- _Stated exercise_
Return all lines that include the string "Rainfall".

- _Record extracts_

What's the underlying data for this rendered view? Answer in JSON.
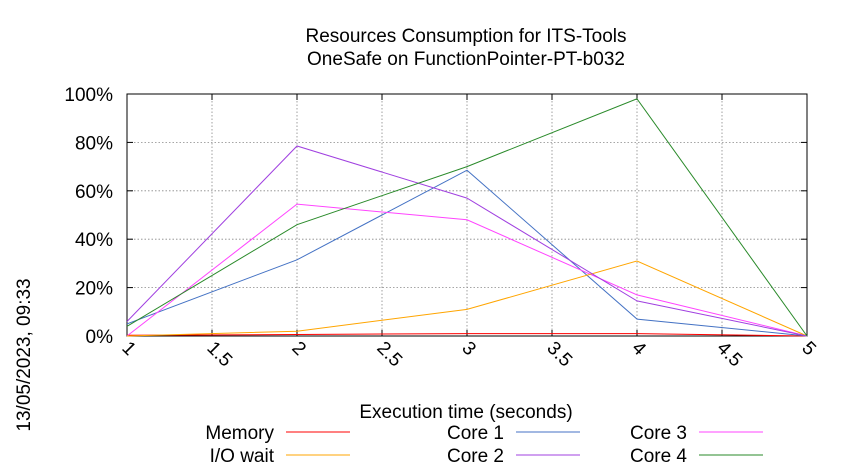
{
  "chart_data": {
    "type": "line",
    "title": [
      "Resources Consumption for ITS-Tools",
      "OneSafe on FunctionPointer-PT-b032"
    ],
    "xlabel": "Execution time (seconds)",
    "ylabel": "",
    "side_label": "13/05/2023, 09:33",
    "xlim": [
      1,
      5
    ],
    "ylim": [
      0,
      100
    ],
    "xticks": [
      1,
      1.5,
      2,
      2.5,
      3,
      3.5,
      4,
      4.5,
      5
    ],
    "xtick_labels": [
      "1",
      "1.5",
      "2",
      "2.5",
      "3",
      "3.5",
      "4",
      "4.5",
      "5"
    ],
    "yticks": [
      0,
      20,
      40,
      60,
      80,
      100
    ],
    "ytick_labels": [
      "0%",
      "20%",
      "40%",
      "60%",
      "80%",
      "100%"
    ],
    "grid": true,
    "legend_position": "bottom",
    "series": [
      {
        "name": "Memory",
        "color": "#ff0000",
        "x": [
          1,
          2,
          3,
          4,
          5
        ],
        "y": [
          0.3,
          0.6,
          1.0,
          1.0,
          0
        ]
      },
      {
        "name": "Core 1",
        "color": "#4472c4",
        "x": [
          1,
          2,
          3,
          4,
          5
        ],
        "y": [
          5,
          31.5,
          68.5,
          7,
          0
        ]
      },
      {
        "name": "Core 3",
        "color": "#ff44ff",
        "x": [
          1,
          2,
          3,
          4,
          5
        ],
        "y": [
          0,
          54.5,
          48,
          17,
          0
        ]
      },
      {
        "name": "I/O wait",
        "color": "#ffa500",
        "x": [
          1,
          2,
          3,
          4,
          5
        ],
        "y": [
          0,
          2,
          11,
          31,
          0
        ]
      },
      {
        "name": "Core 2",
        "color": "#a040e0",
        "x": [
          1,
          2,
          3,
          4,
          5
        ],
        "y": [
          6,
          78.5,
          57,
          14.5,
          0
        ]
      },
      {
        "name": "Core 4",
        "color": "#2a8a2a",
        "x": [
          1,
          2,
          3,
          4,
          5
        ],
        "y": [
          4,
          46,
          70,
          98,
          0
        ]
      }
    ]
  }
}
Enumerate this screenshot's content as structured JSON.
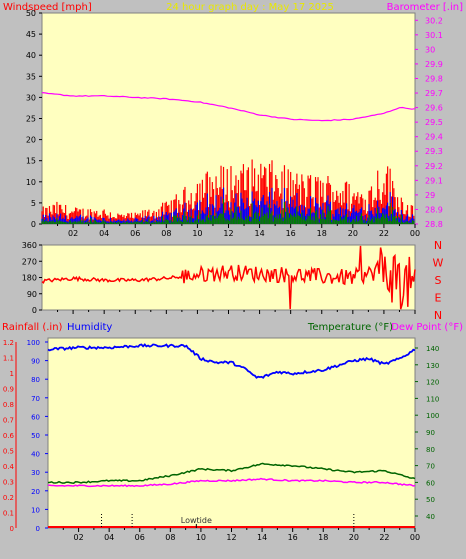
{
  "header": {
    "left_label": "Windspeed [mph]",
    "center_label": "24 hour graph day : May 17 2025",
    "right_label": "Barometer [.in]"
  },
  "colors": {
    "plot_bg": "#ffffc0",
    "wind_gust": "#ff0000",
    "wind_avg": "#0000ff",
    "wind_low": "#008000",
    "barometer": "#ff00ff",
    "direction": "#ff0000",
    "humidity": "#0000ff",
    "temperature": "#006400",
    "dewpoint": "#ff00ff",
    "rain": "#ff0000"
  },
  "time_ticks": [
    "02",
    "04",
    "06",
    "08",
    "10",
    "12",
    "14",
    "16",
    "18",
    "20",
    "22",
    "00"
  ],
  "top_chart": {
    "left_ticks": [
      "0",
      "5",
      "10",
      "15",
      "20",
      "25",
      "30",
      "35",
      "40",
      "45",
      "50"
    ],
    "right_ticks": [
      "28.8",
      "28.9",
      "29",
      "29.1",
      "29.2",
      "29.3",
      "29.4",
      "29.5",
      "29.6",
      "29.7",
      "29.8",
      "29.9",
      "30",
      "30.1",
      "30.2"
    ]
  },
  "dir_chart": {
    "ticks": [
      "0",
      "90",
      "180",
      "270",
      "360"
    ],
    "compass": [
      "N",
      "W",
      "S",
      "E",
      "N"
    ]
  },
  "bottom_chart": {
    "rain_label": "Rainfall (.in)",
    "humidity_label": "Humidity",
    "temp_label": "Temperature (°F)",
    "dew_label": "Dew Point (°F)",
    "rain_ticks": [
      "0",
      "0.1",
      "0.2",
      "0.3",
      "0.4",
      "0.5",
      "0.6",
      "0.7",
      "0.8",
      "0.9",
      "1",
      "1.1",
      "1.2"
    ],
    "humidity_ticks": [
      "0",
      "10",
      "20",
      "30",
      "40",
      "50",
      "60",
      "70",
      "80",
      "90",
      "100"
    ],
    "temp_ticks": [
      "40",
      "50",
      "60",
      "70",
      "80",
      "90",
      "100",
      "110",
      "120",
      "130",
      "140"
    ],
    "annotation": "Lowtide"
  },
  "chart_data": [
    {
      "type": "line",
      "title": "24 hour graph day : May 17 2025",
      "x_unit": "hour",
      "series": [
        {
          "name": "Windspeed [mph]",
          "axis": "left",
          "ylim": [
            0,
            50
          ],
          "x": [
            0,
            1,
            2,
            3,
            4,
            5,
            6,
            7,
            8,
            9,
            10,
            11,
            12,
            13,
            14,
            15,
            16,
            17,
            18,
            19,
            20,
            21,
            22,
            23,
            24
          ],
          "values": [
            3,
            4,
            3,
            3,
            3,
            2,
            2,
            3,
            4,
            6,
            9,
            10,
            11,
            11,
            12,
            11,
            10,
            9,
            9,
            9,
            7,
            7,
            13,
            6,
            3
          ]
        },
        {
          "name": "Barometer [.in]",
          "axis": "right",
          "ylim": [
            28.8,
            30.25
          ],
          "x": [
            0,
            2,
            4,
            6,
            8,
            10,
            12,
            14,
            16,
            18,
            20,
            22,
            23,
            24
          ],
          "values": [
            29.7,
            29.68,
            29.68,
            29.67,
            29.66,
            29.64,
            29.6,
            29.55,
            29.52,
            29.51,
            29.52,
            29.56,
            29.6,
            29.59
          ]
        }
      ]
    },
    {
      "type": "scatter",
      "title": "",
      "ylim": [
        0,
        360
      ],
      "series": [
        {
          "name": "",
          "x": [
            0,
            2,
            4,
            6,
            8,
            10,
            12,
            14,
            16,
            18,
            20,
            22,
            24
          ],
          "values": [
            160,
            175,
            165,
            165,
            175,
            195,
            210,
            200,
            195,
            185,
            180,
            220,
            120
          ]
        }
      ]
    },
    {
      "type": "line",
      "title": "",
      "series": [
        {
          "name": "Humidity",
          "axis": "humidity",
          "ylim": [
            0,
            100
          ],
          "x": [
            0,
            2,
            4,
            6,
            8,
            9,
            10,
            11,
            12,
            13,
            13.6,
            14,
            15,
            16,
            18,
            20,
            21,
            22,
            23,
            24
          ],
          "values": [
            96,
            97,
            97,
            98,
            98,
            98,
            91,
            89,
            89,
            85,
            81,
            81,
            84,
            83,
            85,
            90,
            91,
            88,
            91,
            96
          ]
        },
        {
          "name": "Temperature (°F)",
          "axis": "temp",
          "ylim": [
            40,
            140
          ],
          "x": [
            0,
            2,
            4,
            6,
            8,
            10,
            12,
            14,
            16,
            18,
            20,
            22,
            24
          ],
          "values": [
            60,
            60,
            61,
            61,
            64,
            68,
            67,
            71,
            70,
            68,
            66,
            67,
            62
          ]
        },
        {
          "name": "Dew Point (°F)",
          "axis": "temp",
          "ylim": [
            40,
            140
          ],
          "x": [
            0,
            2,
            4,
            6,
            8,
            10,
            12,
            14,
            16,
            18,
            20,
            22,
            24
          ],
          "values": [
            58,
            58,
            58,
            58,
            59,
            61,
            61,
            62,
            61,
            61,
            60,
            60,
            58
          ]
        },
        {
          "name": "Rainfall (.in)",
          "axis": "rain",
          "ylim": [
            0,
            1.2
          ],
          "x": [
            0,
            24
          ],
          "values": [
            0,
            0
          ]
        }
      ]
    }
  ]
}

- _Task answer_
    "rain_label": "Rainfall (.in)",
          "name": "Rainfall (.in)",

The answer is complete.